● **Given exercise**:
Tally the lines holding "know" and state only that figure.

● **Input records**:
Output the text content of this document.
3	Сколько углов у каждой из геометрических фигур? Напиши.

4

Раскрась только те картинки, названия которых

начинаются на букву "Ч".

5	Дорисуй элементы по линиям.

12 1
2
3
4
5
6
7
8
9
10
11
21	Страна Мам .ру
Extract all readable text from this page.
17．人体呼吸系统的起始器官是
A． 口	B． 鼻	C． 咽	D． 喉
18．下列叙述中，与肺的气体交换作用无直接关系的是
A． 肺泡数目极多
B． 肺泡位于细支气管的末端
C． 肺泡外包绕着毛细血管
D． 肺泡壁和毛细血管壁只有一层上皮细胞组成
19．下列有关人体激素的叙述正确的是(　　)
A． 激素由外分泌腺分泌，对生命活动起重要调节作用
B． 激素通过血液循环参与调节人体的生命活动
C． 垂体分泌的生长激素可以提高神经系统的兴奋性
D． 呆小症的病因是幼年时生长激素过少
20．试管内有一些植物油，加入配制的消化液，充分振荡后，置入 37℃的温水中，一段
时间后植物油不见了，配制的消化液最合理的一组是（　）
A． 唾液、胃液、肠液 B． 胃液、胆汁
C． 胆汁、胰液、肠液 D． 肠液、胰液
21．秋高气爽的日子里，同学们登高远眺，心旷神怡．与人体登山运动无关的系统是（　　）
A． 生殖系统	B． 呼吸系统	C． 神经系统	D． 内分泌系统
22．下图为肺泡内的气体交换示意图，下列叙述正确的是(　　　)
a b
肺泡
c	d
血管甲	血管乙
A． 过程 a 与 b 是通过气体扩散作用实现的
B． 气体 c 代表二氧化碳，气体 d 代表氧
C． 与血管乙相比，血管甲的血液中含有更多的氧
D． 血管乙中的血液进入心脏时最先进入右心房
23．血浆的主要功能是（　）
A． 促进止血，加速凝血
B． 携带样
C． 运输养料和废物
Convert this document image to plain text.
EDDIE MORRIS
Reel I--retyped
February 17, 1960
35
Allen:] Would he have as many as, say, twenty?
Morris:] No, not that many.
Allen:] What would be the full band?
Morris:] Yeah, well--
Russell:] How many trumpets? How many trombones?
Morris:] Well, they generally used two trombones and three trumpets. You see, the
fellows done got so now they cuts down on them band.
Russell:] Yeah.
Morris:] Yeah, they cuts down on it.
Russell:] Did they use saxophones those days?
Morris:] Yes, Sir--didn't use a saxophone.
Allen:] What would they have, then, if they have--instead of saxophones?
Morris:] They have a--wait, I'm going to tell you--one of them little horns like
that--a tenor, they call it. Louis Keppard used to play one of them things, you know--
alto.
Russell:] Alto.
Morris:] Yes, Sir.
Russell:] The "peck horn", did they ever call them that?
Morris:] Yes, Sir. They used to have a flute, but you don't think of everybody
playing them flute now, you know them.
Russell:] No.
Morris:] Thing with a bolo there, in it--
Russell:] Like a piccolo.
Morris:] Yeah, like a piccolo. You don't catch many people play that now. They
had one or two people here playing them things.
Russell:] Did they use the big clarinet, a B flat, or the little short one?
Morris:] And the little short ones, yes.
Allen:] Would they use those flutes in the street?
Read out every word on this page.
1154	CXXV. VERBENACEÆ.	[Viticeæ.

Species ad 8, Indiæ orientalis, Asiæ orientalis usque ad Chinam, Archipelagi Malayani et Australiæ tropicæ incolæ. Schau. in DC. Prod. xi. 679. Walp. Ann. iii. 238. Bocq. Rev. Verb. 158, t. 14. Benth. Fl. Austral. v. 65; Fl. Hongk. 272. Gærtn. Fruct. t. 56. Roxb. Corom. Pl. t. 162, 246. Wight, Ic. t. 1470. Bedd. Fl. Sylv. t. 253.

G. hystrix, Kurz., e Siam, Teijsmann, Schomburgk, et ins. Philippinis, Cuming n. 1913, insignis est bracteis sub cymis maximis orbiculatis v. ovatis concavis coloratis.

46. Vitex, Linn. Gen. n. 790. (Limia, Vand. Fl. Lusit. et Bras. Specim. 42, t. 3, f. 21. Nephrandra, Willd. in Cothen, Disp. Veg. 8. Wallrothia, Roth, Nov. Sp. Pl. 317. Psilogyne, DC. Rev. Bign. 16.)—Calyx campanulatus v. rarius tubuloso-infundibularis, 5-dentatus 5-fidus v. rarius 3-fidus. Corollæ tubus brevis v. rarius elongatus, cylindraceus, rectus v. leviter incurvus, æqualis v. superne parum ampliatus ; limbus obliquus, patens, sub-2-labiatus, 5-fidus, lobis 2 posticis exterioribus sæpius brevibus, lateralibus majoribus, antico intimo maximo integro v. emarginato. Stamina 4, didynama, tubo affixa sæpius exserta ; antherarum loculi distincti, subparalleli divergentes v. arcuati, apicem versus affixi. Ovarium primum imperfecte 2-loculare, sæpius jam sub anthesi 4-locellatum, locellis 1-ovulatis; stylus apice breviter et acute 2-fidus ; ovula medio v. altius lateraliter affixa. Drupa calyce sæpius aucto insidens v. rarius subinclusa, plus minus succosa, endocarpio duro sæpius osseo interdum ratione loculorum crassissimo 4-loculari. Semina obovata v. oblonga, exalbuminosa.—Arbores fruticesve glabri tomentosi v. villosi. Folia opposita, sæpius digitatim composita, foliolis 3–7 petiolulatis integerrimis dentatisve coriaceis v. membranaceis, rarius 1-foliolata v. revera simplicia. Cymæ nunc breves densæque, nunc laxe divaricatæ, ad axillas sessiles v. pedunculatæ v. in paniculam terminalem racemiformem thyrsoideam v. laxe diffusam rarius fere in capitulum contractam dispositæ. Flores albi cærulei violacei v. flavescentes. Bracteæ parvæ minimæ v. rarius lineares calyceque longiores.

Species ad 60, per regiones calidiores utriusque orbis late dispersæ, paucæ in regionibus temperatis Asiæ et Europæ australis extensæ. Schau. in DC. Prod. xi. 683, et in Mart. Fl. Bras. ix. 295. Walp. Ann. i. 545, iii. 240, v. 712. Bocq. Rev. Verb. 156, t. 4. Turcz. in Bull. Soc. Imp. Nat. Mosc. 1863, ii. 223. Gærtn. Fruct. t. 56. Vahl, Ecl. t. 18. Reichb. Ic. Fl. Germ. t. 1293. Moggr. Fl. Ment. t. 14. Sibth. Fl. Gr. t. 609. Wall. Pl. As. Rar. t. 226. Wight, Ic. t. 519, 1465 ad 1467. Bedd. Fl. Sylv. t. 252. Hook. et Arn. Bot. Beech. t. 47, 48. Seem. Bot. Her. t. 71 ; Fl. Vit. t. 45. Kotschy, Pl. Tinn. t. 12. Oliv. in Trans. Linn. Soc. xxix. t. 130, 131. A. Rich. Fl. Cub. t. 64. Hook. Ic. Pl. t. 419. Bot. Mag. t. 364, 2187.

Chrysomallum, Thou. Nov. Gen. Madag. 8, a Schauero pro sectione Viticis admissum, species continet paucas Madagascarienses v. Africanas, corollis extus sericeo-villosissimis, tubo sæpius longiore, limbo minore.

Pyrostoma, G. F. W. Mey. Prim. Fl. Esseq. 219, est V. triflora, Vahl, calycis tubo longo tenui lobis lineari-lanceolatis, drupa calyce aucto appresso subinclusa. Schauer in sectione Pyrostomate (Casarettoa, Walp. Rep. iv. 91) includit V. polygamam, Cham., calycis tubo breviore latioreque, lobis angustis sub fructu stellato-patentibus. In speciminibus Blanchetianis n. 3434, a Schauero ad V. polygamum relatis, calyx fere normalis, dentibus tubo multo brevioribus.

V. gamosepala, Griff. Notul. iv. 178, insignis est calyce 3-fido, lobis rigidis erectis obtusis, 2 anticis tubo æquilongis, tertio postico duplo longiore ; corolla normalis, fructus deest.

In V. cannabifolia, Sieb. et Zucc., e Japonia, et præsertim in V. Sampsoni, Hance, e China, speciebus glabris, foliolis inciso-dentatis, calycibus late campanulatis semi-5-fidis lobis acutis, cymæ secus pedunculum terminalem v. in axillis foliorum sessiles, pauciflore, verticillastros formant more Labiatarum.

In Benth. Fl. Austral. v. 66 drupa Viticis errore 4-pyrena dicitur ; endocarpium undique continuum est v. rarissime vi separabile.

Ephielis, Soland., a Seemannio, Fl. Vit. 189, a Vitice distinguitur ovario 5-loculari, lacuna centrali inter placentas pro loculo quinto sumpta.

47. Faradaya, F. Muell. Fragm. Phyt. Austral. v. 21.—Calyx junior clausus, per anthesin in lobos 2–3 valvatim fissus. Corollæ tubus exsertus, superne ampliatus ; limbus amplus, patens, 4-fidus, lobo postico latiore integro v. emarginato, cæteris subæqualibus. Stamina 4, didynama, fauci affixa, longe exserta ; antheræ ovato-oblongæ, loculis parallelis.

● **Response to this exercise**:
2